◆ Entries supplied:
_____

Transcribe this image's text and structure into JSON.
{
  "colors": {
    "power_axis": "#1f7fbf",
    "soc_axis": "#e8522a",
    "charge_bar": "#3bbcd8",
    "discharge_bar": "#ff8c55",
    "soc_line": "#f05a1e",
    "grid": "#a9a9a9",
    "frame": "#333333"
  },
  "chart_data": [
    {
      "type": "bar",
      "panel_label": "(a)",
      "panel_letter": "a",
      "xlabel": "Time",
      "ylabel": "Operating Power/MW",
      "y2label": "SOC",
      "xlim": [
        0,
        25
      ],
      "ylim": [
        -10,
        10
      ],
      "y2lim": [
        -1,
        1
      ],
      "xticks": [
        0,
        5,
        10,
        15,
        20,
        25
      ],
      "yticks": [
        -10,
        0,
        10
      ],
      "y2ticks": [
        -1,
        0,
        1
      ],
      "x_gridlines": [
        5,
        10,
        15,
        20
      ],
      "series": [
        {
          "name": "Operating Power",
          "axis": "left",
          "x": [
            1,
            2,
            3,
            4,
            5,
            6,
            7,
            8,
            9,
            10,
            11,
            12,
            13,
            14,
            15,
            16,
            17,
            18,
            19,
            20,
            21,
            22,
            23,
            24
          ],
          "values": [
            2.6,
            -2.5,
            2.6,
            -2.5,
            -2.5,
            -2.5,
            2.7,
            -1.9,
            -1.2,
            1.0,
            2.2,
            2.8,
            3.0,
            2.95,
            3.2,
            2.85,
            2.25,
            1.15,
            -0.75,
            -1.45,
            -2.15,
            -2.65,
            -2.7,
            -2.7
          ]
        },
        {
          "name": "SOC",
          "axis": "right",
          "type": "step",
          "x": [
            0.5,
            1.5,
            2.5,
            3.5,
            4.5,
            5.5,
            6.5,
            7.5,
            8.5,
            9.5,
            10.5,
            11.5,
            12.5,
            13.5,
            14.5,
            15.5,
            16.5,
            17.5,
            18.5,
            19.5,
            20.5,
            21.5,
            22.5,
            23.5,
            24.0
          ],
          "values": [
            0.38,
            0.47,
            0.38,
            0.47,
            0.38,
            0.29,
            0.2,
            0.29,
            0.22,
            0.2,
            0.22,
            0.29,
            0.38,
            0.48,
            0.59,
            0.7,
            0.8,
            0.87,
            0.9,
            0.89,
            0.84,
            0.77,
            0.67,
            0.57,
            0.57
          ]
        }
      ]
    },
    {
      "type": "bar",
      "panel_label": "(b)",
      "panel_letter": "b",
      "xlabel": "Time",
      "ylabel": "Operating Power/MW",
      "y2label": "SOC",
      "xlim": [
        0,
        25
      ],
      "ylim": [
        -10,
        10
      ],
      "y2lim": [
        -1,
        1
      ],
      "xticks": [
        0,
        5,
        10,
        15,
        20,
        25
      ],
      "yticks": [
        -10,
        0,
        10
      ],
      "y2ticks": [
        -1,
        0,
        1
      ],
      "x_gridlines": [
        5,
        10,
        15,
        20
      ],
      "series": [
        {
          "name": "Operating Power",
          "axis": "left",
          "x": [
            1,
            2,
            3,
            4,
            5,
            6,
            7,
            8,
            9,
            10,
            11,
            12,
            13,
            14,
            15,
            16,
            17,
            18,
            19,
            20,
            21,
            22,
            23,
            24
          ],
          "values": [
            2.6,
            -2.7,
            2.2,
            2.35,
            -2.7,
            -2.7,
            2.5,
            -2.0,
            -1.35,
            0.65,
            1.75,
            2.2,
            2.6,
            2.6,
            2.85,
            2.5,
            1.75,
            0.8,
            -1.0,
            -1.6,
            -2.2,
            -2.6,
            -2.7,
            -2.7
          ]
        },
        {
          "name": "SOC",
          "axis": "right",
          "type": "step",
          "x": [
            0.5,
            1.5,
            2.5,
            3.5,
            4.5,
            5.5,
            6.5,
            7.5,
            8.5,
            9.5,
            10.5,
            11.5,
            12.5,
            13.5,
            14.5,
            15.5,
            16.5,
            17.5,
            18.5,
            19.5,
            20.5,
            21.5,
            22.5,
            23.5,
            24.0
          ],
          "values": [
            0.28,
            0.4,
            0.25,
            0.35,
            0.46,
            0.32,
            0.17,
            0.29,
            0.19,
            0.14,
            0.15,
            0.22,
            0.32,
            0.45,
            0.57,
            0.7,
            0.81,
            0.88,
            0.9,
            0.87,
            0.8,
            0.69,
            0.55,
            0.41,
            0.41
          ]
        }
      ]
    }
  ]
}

_____

◆ Stated goal:
All of the data needs to be reproduced exactly, with no line missing.

◆ Finished answer:
Transcribe this image's text and structure into JSON.
{
  "colors": {
    "power_axis": "#1f7fbf",
    "soc_axis": "#e8522a",
    "charge_bar": "#3bbcd8",
    "discharge_bar": "#ff8c55",
    "soc_line": "#f05a1e",
    "grid": "#a9a9a9",
    "frame": "#333333"
  },
  "chart_data": [
    {
      "type": "bar",
      "panel_label": "(a)",
      "panel_letter": "a",
      "xlabel": "Time",
      "ylabel": "Operating Power/MW",
      "y2label": "SOC",
      "xlim": [
        0,
        25
      ],
      "ylim": [
        -10,
        10
      ],
      "y2lim": [
        -1,
        1
      ],
      "xticks": [
        0,
        5,
        10,
        15,
        20,
        25
      ],
      "yticks": [
        -10,
        0,
        10
      ],
      "y2ticks": [
        -1,
        0,
        1
      ],
      "x_gridlines": [
        5,
        10,
        15,
        20
      ],
      "series": [
        {
          "name": "Operating Power",
          "axis": "left",
          "x": [
            1,
            2,
            3,
            4,
            5,
            6,
            7,
            8,
            9,
            10,
            11,
            12,
            13,
            14,
            15,
            16,
            17,
            18,
            19,
            20,
            21,
            22,
            23,
            24
          ],
          "values": [
            2.6,
            -2.5,
            2.6,
            -2.5,
            -2.5,
            -2.5,
            2.7,
            -1.9,
            -1.2,
            1.0,
            2.2,
            2.8,
            3.0,
            2.95,
            3.2,
            2.85,
            2.25,
            1.15,
            -0.75,
            -1.45,
            -2.15,
            -2.65,
            -2.7,
            -2.7
          ]
        },
        {
          "name": "SOC",
          "axis": "right",
          "type": "step",
          "x": [
            0.5,
            1.5,
            2.5,
            3.5,
            4.5,
            5.5,
            6.5,
            7.5,
            8.5,
            9.5,
            10.5,
            11.5,
            12.5,
            13.5,
            14.5,
            15.5,
            16.5,
            17.5,
            18.5,
            19.5,
            20.5,
            21.5,
            22.5,
            23.5,
            24.0
          ],
          "values": [
            0.38,
            0.47,
            0.38,
            0.47,
            0.38,
            0.29,
            0.2,
            0.29,
            0.22,
            0.2,
            0.22,
            0.29,
            0.38,
            0.48,
            0.59,
            0.7,
            0.8,
            0.87,
            0.9,
            0.89,
            0.84,
            0.77,
            0.67,
            0.57,
            0.57
          ]
        }
      ]
    },
    {
      "type": "bar",
      "panel_label": "(b)",
      "panel_letter": "b",
      "xlabel": "Time",
      "ylabel": "Operating Power/MW",
      "y2label": "SOC",
      "xlim": [
        0,
        25
      ],
      "ylim": [
        -10,
        10
      ],
      "y2lim": [
        -1,
        1
      ],
      "xticks": [
        0,
        5,
        10,
        15,
        20,
        25
      ],
      "yticks": [
        -10,
        0,
        10
      ],
      "y2ticks": [
        -1,
        0,
        1
      ],
      "x_gridlines": [
        5,
        10,
        15,
        20
      ],
      "series": [
        {
          "name": "Operating Power",
          "axis": "left",
          "x": [
            1,
            2,
            3,
            4,
            5,
            6,
            7,
            8,
            9,
            10,
            11,
            12,
            13,
            14,
            15,
            16,
            17,
            18,
            19,
            20,
            21,
            22,
            23,
            24
          ],
          "values": [
            2.6,
            -2.7,
            2.2,
            2.35,
            -2.7,
            -2.7,
            2.5,
            -2.0,
            -1.35,
            0.65,
            1.75,
            2.2,
            2.6,
            2.6,
            2.85,
            2.5,
            1.75,
            0.8,
            -1.0,
            -1.6,
            -2.2,
            -2.6,
            -2.7,
            -2.7
          ]
        },
        {
          "name": "SOC",
          "axis": "right",
          "type": "step",
          "x": [
            0.5,
            1.5,
            2.5,
            3.5,
            4.5,
            5.5,
            6.5,
            7.5,
            8.5,
            9.5,
            10.5,
            11.5,
            12.5,
            13.5,
            14.5,
            15.5,
            16.5,
            17.5,
            18.5,
            19.5,
            20.5,
            21.5,
            22.5,
            23.5,
            24.0
          ],
          "values": [
            0.28,
            0.4,
            0.25,
            0.35,
            0.46,
            0.32,
            0.17,
            0.29,
            0.19,
            0.14,
            0.15,
            0.22,
            0.32,
            0.45,
            0.57,
            0.7,
            0.81,
            0.88,
            0.9,
            0.87,
            0.8,
            0.69,
            0.55,
            0.41,
            0.41
          ]
        }
      ]
    }
  ]
}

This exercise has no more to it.